Quoted passage |
□ □ □ □ □ □ □

# Sketchup panel door tutorial



## AdrianM (25 Nov 2007)

This is a small tutorial I put together for the Sketchup user group last year (before Google destroyed it with their new forum).

http://www.designsbysam.co.uk/ukworkshop/doors-tutorial.skp

It's a quick and easy technique for drawing panelled doors. If you like to draw your designs in the same way as they're built then it's not for you. 

But, if like me, you use Sketchup to get dimensions and the "feel" of the piece and leave the joint layout to the real stage then it should be fine.

I've been using Sketchup for a few years now and everything I do is drawn in it first. 

I have all sorts of scripts that I've written or downloaded that make things easier. I use some of these to export Cut List Gold to get the cutting layouts and I've started experimenting with running my CNC machine from Sketchup/Cut List output.


----------



## SketchUp Guru (25 Nov 2007)

Very good Adrian. I've shown that method here before. This is a good way to show the design idea for the doors in a project without investing a lot of time. If the door design isn't finalized, it's a good idea not to over model them.

In the interest of keeping the entity count of the door component low, you can reduce the segment counts in the arcs of the profile from the default 12 to 3 without any real noticeable change in the appearance. That reduces the entity count from 395 to 161--almost a 60% reduction.


----------

□ □ □ □ □ □ □

Given data |

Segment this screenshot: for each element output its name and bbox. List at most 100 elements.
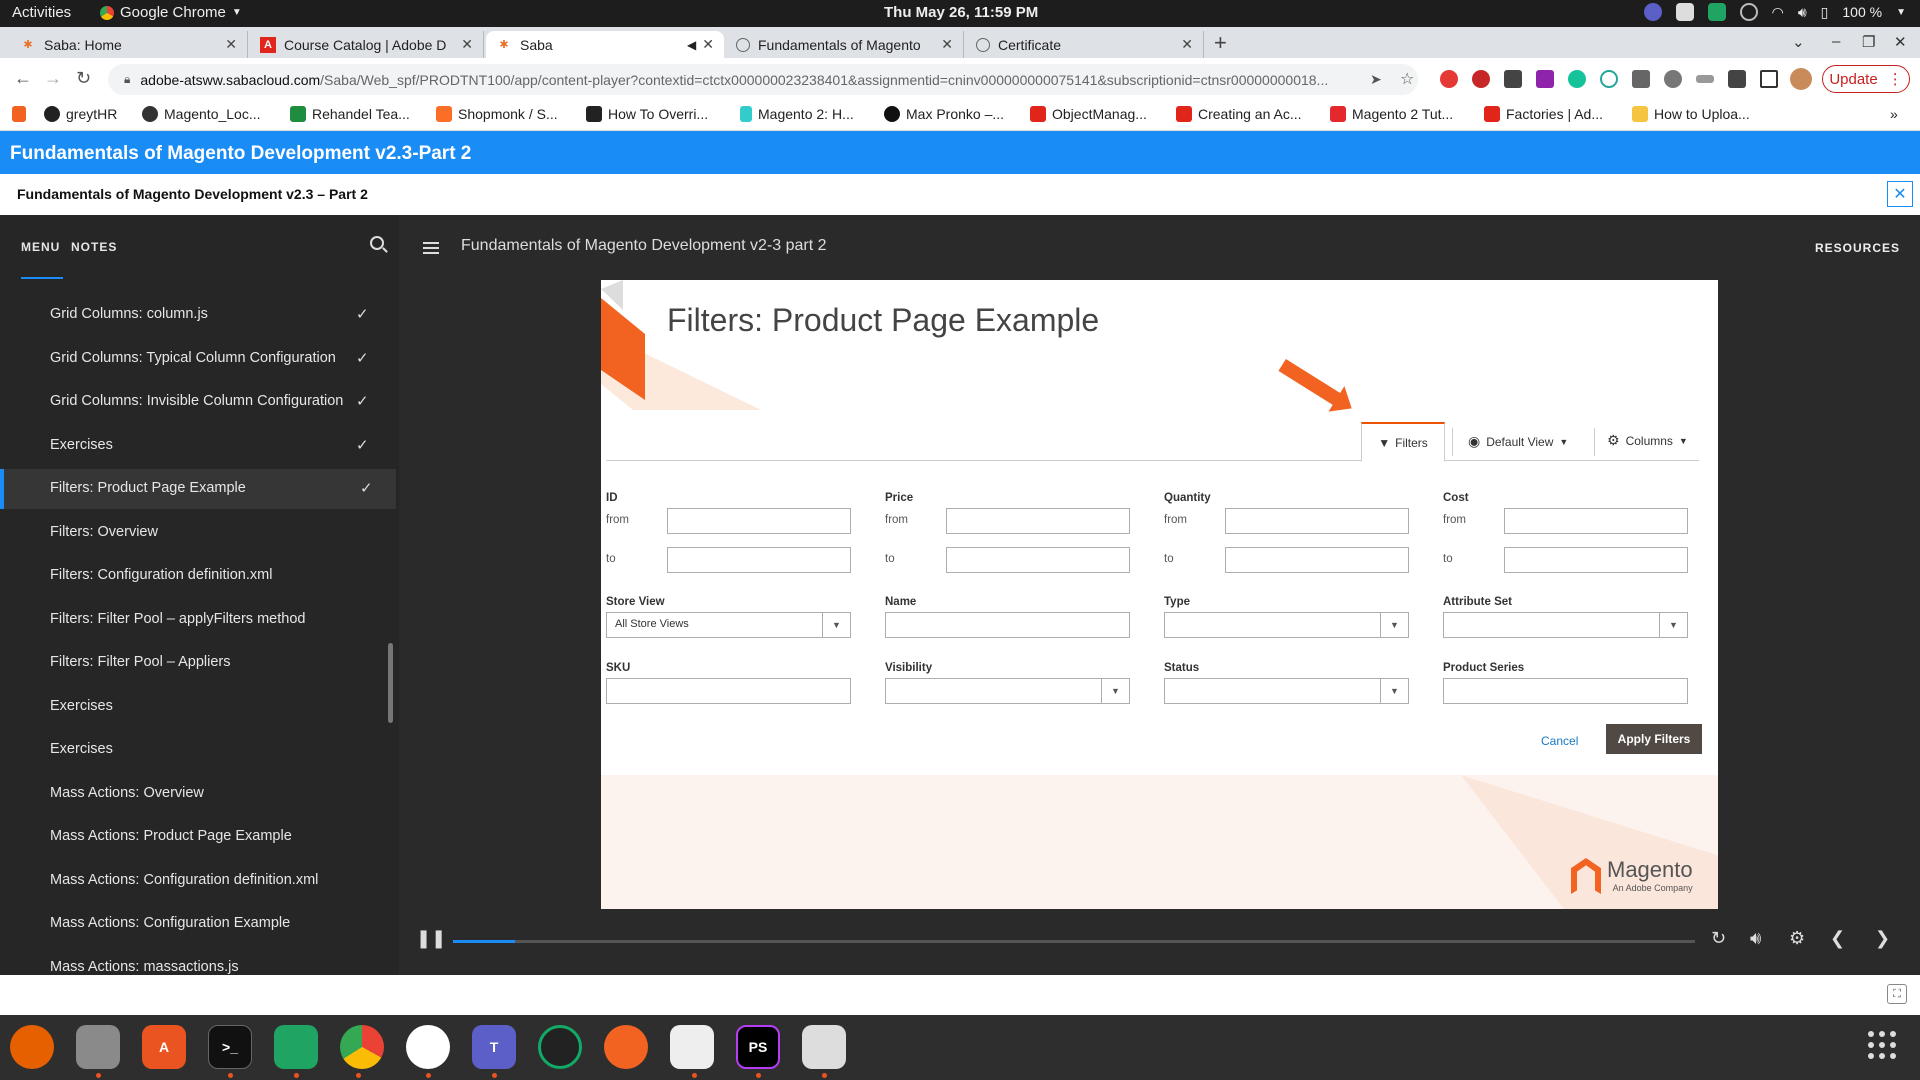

□ □ □ □ □ □ □

In the panel door thread, what figures does SketchUp Guru's reply give, and what does each one describe?

Written response |
- 12: the default segment count in the arcs of the profile
- 3: the reduced segment count, with no real noticeable change in appearance
- 395: the door component's entity count before the reduction
- 161: the entity count after the reduction
- almost 60%: the size of the reduction